» Recorded data:
'''

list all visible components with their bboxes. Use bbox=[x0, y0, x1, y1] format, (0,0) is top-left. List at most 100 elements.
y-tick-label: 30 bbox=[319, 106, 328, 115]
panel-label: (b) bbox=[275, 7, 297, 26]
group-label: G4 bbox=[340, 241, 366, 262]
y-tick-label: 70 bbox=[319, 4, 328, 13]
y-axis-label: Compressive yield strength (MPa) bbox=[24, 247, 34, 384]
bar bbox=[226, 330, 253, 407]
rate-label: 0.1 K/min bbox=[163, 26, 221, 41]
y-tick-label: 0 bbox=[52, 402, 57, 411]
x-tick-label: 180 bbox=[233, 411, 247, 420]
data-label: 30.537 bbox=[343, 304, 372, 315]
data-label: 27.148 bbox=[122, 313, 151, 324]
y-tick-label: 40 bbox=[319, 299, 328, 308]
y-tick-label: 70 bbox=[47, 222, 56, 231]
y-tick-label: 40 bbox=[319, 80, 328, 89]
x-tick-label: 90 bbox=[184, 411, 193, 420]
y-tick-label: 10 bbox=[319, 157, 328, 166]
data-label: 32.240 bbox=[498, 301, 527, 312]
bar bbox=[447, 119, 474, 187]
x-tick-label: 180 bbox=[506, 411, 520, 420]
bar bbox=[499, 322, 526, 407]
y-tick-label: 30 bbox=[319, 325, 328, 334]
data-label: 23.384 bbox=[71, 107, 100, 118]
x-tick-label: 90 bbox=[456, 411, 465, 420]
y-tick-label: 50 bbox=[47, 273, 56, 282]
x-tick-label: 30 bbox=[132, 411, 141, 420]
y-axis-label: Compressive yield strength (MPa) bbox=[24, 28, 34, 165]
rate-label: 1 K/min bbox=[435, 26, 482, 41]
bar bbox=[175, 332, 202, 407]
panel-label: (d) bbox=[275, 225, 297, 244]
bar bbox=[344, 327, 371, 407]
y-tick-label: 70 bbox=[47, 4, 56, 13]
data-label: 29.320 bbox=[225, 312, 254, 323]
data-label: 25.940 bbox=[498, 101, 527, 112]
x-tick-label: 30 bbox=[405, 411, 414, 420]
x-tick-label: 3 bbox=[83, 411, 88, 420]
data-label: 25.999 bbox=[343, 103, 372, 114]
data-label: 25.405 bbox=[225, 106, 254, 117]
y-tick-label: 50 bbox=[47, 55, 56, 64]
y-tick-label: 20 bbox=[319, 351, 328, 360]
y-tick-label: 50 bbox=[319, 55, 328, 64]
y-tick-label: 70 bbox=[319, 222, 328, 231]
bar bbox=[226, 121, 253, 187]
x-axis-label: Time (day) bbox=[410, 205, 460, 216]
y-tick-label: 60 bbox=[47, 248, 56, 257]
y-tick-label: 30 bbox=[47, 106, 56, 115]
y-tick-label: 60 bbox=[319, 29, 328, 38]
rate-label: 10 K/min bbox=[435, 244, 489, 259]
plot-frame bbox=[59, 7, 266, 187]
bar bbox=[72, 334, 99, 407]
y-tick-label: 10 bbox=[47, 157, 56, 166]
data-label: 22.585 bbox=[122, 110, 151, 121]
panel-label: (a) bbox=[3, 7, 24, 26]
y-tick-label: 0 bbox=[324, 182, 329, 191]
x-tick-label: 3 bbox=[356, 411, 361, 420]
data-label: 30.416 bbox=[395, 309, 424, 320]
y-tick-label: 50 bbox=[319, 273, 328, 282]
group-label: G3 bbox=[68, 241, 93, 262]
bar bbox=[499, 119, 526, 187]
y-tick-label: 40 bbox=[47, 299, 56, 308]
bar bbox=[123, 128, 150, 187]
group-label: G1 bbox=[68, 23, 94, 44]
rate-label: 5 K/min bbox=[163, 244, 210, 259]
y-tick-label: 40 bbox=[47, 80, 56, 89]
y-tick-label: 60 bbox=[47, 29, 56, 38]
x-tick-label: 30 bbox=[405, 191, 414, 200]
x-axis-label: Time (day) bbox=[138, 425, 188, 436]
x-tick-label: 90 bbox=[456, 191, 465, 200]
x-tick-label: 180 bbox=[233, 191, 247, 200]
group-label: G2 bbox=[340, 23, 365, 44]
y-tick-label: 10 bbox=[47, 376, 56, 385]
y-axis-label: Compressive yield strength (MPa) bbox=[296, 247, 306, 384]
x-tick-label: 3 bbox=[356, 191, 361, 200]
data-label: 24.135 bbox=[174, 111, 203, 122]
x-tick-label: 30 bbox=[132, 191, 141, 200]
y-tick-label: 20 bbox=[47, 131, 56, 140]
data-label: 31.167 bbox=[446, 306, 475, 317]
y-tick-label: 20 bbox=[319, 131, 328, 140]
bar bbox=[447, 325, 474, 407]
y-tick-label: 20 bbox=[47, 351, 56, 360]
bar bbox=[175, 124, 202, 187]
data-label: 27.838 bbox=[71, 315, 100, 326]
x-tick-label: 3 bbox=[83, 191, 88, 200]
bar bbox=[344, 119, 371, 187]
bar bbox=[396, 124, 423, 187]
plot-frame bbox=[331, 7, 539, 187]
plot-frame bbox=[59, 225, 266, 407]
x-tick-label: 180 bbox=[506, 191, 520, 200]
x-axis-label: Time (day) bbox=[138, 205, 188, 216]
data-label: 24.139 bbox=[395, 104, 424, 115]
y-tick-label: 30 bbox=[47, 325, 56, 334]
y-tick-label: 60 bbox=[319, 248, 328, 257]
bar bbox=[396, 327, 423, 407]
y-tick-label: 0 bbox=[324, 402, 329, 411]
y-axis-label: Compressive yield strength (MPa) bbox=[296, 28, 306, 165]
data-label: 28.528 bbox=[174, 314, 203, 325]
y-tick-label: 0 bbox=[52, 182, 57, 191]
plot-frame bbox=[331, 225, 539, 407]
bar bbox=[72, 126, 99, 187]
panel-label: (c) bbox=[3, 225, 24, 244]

'''

» The exercise:
Print the records above verbatim, keeping every line and its order unchanged.

» Right answer:
list all visible components with their bboxes. Use bbox=[x0, y0, x1, y1] format, (0,0) is top-left. List at most 100 elements.
y-tick-label: 30 bbox=[319, 106, 328, 115]
panel-label: (b) bbox=[275, 7, 297, 26]
group-label: G4 bbox=[340, 241, 366, 262]
y-tick-label: 70 bbox=[319, 4, 328, 13]
y-axis-label: Compressive yield strength (MPa) bbox=[24, 247, 34, 384]
bar bbox=[226, 330, 253, 407]
rate-label: 0.1 K/min bbox=[163, 26, 221, 41]
y-tick-label: 0 bbox=[52, 402, 57, 411]
x-tick-label: 180 bbox=[233, 411, 247, 420]
data-label: 30.537 bbox=[343, 304, 372, 315]
data-label: 27.148 bbox=[122, 313, 151, 324]
y-tick-label: 40 bbox=[319, 299, 328, 308]
y-tick-label: 70 bbox=[47, 222, 56, 231]
y-tick-label: 40 bbox=[319, 80, 328, 89]
x-tick-label: 90 bbox=[184, 411, 193, 420]
y-tick-label: 10 bbox=[319, 157, 328, 166]
data-label: 32.240 bbox=[498, 301, 527, 312]
bar bbox=[447, 119, 474, 187]
x-tick-label: 180 bbox=[506, 411, 520, 420]
bar bbox=[499, 322, 526, 407]
y-tick-label: 30 bbox=[319, 325, 328, 334]
data-label: 23.384 bbox=[71, 107, 100, 118]
x-tick-label: 90 bbox=[456, 411, 465, 420]
y-tick-label: 50 bbox=[47, 273, 56, 282]
x-tick-label: 30 bbox=[132, 411, 141, 420]
y-axis-label: Compressive yield strength (MPa) bbox=[24, 28, 34, 165]
rate-label: 1 K/min bbox=[435, 26, 482, 41]
bar bbox=[175, 332, 202, 407]
panel-label: (d) bbox=[275, 225, 297, 244]
bar bbox=[344, 327, 371, 407]
y-tick-label: 70 bbox=[47, 4, 56, 13]
data-label: 29.320 bbox=[225, 312, 254, 323]
data-label: 25.940 bbox=[498, 101, 527, 112]
x-tick-label: 30 bbox=[405, 411, 414, 420]
x-tick-label: 3 bbox=[83, 411, 88, 420]
data-label: 25.999 bbox=[343, 103, 372, 114]
data-label: 25.405 bbox=[225, 106, 254, 117]
y-tick-label: 50 bbox=[47, 55, 56, 64]
y-tick-label: 20 bbox=[319, 351, 328, 360]
y-tick-label: 50 bbox=[319, 55, 328, 64]
y-tick-label: 70 bbox=[319, 222, 328, 231]
bar bbox=[226, 121, 253, 187]
x-axis-label: Time (day) bbox=[410, 205, 460, 216]
y-tick-label: 60 bbox=[47, 248, 56, 257]
y-tick-label: 30 bbox=[47, 106, 56, 115]
y-tick-label: 60 bbox=[319, 29, 328, 38]
rate-label: 10 K/min bbox=[435, 244, 489, 259]
plot-frame bbox=[59, 7, 266, 187]
bar bbox=[72, 334, 99, 407]
y-tick-label: 10 bbox=[47, 157, 56, 166]
data-label: 22.585 bbox=[122, 110, 151, 121]
panel-label: (a) bbox=[3, 7, 24, 26]
y-tick-label: 0 bbox=[324, 182, 329, 191]
x-tick-label: 3 bbox=[356, 411, 361, 420]
data-label: 30.416 bbox=[395, 309, 424, 320]
y-tick-label: 50 bbox=[319, 273, 328, 282]
group-label: G3 bbox=[68, 241, 93, 262]
bar bbox=[499, 119, 526, 187]
y-tick-label: 40 bbox=[47, 299, 56, 308]
bar bbox=[123, 128, 150, 187]
group-label: G1 bbox=[68, 23, 94, 44]
rate-label: 5 K/min bbox=[163, 244, 210, 259]
y-tick-label: 40 bbox=[47, 80, 56, 89]
y-tick-label: 60 bbox=[47, 29, 56, 38]
x-tick-label: 30 bbox=[405, 191, 414, 200]
x-axis-label: Time (day) bbox=[138, 425, 188, 436]
x-tick-label: 90 bbox=[456, 191, 465, 200]
x-tick-label: 180 bbox=[233, 191, 247, 200]
group-label: G2 bbox=[340, 23, 365, 44]
y-tick-label: 10 bbox=[47, 376, 56, 385]
y-axis-label: Compressive yield strength (MPa) bbox=[296, 247, 306, 384]
x-tick-label: 3 bbox=[356, 191, 361, 200]
data-label: 24.135 bbox=[174, 111, 203, 122]
x-tick-label: 30 bbox=[132, 191, 141, 200]
y-tick-label: 20 bbox=[47, 131, 56, 140]
data-label: 31.167 bbox=[446, 306, 475, 317]
y-tick-label: 20 bbox=[319, 131, 328, 140]
bar bbox=[447, 325, 474, 407]
y-tick-label: 20 bbox=[47, 351, 56, 360]
bar bbox=[175, 124, 202, 187]
data-label: 27.838 bbox=[71, 315, 100, 326]
x-tick-label: 3 bbox=[83, 191, 88, 200]
bar bbox=[344, 119, 371, 187]
bar bbox=[396, 124, 423, 187]
plot-frame bbox=[331, 7, 539, 187]
plot-frame bbox=[59, 225, 266, 407]
x-tick-label: 180 bbox=[506, 191, 520, 200]
x-axis-label: Time (day) bbox=[138, 205, 188, 216]
data-label: 24.139 bbox=[395, 104, 424, 115]
y-tick-label: 30 bbox=[47, 325, 56, 334]
y-tick-label: 60 bbox=[319, 248, 328, 257]
bar bbox=[396, 327, 423, 407]
y-tick-label: 0 bbox=[324, 402, 329, 411]
y-axis-label: Compressive yield strength (MPa) bbox=[296, 28, 306, 165]
data-label: 28.528 bbox=[174, 314, 203, 325]
y-tick-label: 0 bbox=[52, 182, 57, 191]
plot-frame bbox=[331, 225, 539, 407]
bar bbox=[72, 126, 99, 187]
panel-label: (c) bbox=[3, 225, 24, 244]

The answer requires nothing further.